»»

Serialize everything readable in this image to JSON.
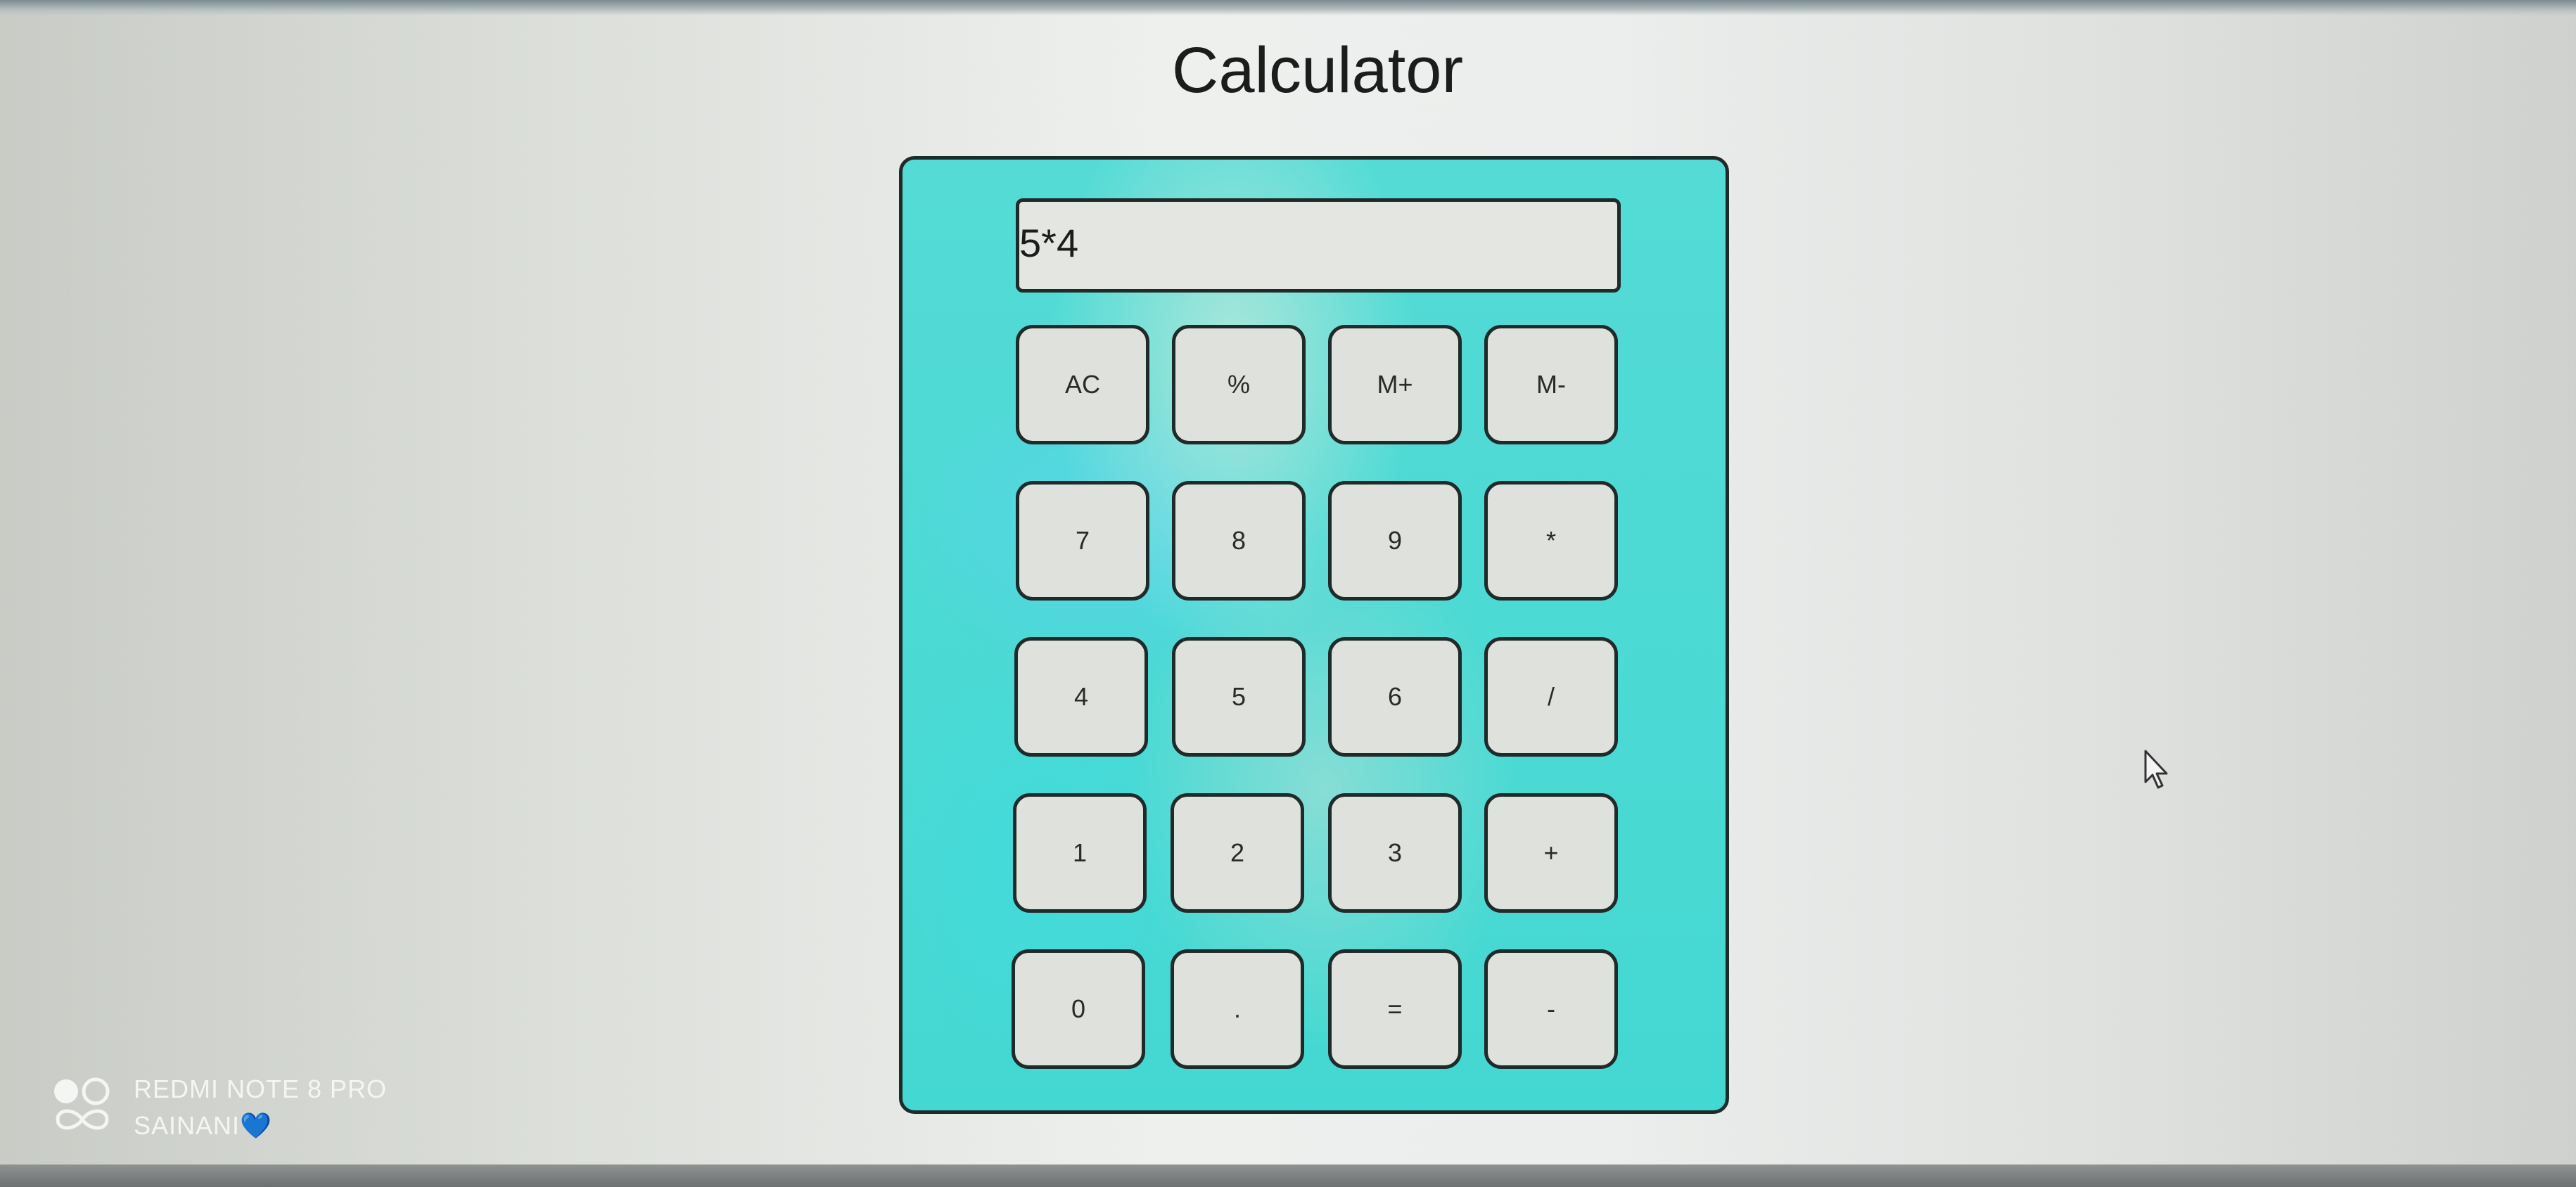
{
  "page": {
    "title": "Calculator"
  },
  "calculator": {
    "display_value": "5*4",
    "keys": [
      {
        "label": "AC",
        "name": "key-ac"
      },
      {
        "label": "%",
        "name": "key-percent"
      },
      {
        "label": "M+",
        "name": "key-memory-plus"
      },
      {
        "label": "M-",
        "name": "key-memory-minus"
      },
      {
        "label": "7",
        "name": "key-7"
      },
      {
        "label": "8",
        "name": "key-8"
      },
      {
        "label": "9",
        "name": "key-9"
      },
      {
        "label": "*",
        "name": "key-multiply"
      },
      {
        "label": "4",
        "name": "key-4"
      },
      {
        "label": "5",
        "name": "key-5"
      },
      {
        "label": "6",
        "name": "key-6"
      },
      {
        "label": "/",
        "name": "key-divide"
      },
      {
        "label": "1",
        "name": "key-1"
      },
      {
        "label": "2",
        "name": "key-2"
      },
      {
        "label": "3",
        "name": "key-3"
      },
      {
        "label": "+",
        "name": "key-plus"
      },
      {
        "label": "0",
        "name": "key-0"
      },
      {
        "label": ".",
        "name": "key-decimal"
      },
      {
        "label": "=",
        "name": "key-equals"
      },
      {
        "label": "-",
        "name": "key-minus"
      }
    ]
  },
  "watermark": {
    "device": "REDMI NOTE 8 PRO",
    "author": "SAINANI💙"
  },
  "colors": {
    "panel": "#44d8d2",
    "key_face": "#dfe1dc",
    "border": "#1f2a2a"
  }
}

««

**EXERCISE DESCRIPTION:**
Omit every picture, then reproduce the rest of the listing exactly.

**SOLUTION:**
Serialize everything readable in this image to JSON.
{
  "page": {
    "title": "Calculator"
  },
  "calculator": {
    "display_value": "5*4",
    "keys": [
      {
        "label": "AC",
        "name": "key-ac"
      },
      {
        "label": "%",
        "name": "key-percent"
      },
      {
        "label": "M+",
        "name": "key-memory-plus"
      },
      {
        "label": "M-",
        "name": "key-memory-minus"
      },
      {
        "label": "7",
        "name": "key-7"
      },
      {
        "label": "8",
        "name": "key-8"
      },
      {
        "label": "9",
        "name": "key-9"
      },
      {
        "label": "*",
        "name": "key-multiply"
      },
      {
        "label": "4",
        "name": "key-4"
      },
      {
        "label": "5",
        "name": "key-5"
      },
      {
        "label": "6",
        "name": "key-6"
      },
      {
        "label": "/",
        "name": "key-divide"
      },
      {
        "label": "1",
        "name": "key-1"
      },
      {
        "label": "2",
        "name": "key-2"
      },
      {
        "label": "3",
        "name": "key-3"
      },
      {
        "label": "+",
        "name": "key-plus"
      },
      {
        "label": "0",
        "name": "key-0"
      },
      {
        "label": ".",
        "name": "key-decimal"
      },
      {
        "label": "=",
        "name": "key-equals"
      },
      {
        "label": "-",
        "name": "key-minus"
      }
    ]
  },
  "watermark": {
    "device": "REDMI NOTE 8 PRO",
    "author": "SAINANI💙"
  },
  "colors": {
    "panel": "#44d8d2",
    "key_face": "#dfe1dc",
    "border": "#1f2a2a"
  }
}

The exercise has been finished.